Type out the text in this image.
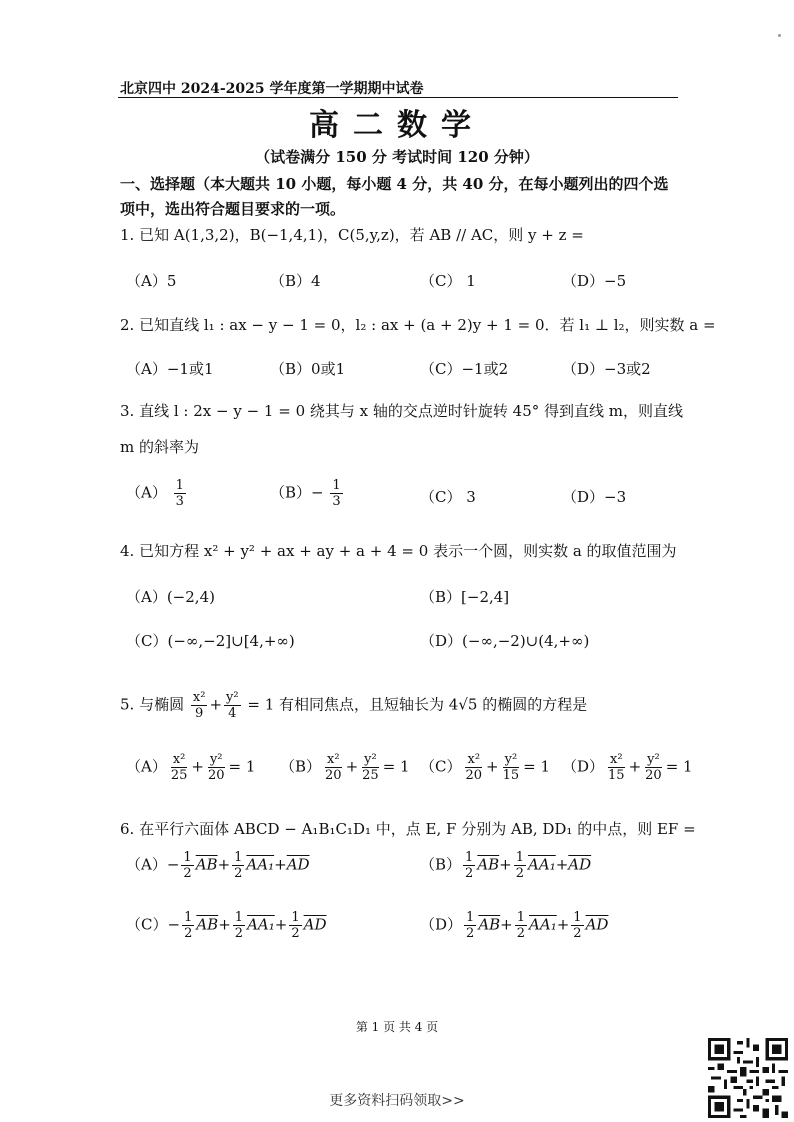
北京四中 2024-2025 学年度第一学期期中试卷
高二数学
（试卷满分 150 分 考试时间 120 分钟）
一、选择题（本大题共 10 小题，每小题 4 分，共 40 分，在每小题列出的四个选项中，选出符合题目要求的一项。
1. 已知 A(1,3,2)，B(−1,4,1)，C(5,y,z)，若 AB // AC，则 y + z =
（A）5	（B）4	（C） 1	（D）−5
2. 已知直线 l₁ : ax − y − 1 = 0，l₂ : ax + (a + 2)y + 1 = 0．若 l₁ ⊥ l₂，则实数 a =
（A）−1或1	（B）0或1	（C）−1或2	（D）−3或2
3. 直线 l : 2x − y − 1 = 0 绕其与 x 轴的交点逆时针旋转 45° 得到直线 m，则直线
m 的斜率为
$(A) \frac{1}{3}$	$(B)- \frac{1}{3}$	（C） 3	（D）−3
4. 已知方程 x² + y² + ax + ay + a + 4 = 0 表示一个圆，则实数 a 的取值范围为
（A）(−2,4)	（B）[−2,4]
（C）(−∞,−2]∪[4,+∞)	（D）(−∞,−2)∪(4,+∞)
5. 与椭圆 $\frac{\text{x²}}{9} + \frac{\text{y²}}{4} = 1$ 有相同焦点，且短轴长为 4√5 的椭圆的方程是
$(A) \frac{\text{x²}}{25} + \frac{\text{y²}}{20} = 1$ $(B) \frac{\text{x²}}{20} + \frac{\text{y²}}{25} = 1$ $(C) \frac{\text{x²}}{20} + \frac{\text{y²}}{15} = 1$ $(D) \frac{\text{x²}}{15} + \frac{\text{y²}}{20} = 1$
6. 在平行六面体 ABCD − A₁B₁C₁D₁ 中，点 E, F 分别为 AB, DD₁ 的中点，则 EF =
$(A)- \frac{1}{2} \overline{AB}+ \frac{1}{2} AA_1+\overline{AD}$	$(B) \frac{1}{2} \overline{AB}+ \frac{1}{2} AA_1+\overline{AD}$
$(C)- \frac{1}{2} \overline{AB}+ \frac{1}{2} AA_1+ \frac{1}{2} \overline{AD}$	$(D) \frac{1}{2} \overline{AB}+ \frac{1}{2} AA_1+ \frac{1}{2} \overline{AD}$
第 1 页 共 4 页
更多资料扫码领取>>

----

Your copy of the data should match it exactly, except that pictures are left out.

Type out the text in this image.
北京四中 2024-2025 学年度第一学期期中试卷
高二数学
（试卷满分 150 分 考试时间 120 分钟）
一、选择题（本大题共 10 小题，每小题 4 分，共 40 分，在每小题列出的四个选项中，选出符合题目要求的一项。
1. 已知 A(1,3,2)，B(−1,4,1)，C(5,y,z)，若 AB // AC，则 y + z =
（A）5	（B）4	（C） 1	（D）−5
2. 已知直线 l₁ : ax − y − 1 = 0，l₂ : ax + (a + 2)y + 1 = 0．若 l₁ ⊥ l₂，则实数 a =
（A）−1或1	（B）0或1	（C）−1或2	（D）−3或2
3. 直线 l : 2x − y − 1 = 0 绕其与 x 轴的交点逆时针旋转 45° 得到直线 m，则直线
m 的斜率为
$(A) \frac{1}{3}$	$(B)- \frac{1}{3}$	（C） 3	（D）−3
4. 已知方程 x² + y² + ax + ay + a + 4 = 0 表示一个圆，则实数 a 的取值范围为
（A）(−2,4)	（B）[−2,4]
（C）(−∞,−2]∪[4,+∞)	（D）(−∞,−2)∪(4,+∞)
5. 与椭圆 $\frac{\text{x²}}{9} + \frac{\text{y²}}{4} = 1$ 有相同焦点，且短轴长为 4√5 的椭圆的方程是
$(A) \frac{\text{x²}}{25} + \frac{\text{y²}}{20} = 1$ $(B) \frac{\text{x²}}{20} + \frac{\text{y²}}{25} = 1$ $(C) \frac{\text{x²}}{20} + \frac{\text{y²}}{15} = 1$ $(D) \frac{\text{x²}}{15} + \frac{\text{y²}}{20} = 1$
6. 在平行六面体 ABCD − A₁B₁C₁D₁ 中，点 E, F 分别为 AB, DD₁ 的中点，则 EF =
$(A)- \frac{1}{2} \overline{AB}+ \frac{1}{2} AA_1+\overline{AD}$	$(B) \frac{1}{2} \overline{AB}+ \frac{1}{2} AA_1+\overline{AD}$
$(C)- \frac{1}{2} \overline{AB}+ \frac{1}{2} AA_1+ \frac{1}{2} \overline{AD}$	$(D) \frac{1}{2} \overline{AB}+ \frac{1}{2} AA_1+ \frac{1}{2} \overline{AD}$
第 1 页 共 4 页
更多资料扫码领取>>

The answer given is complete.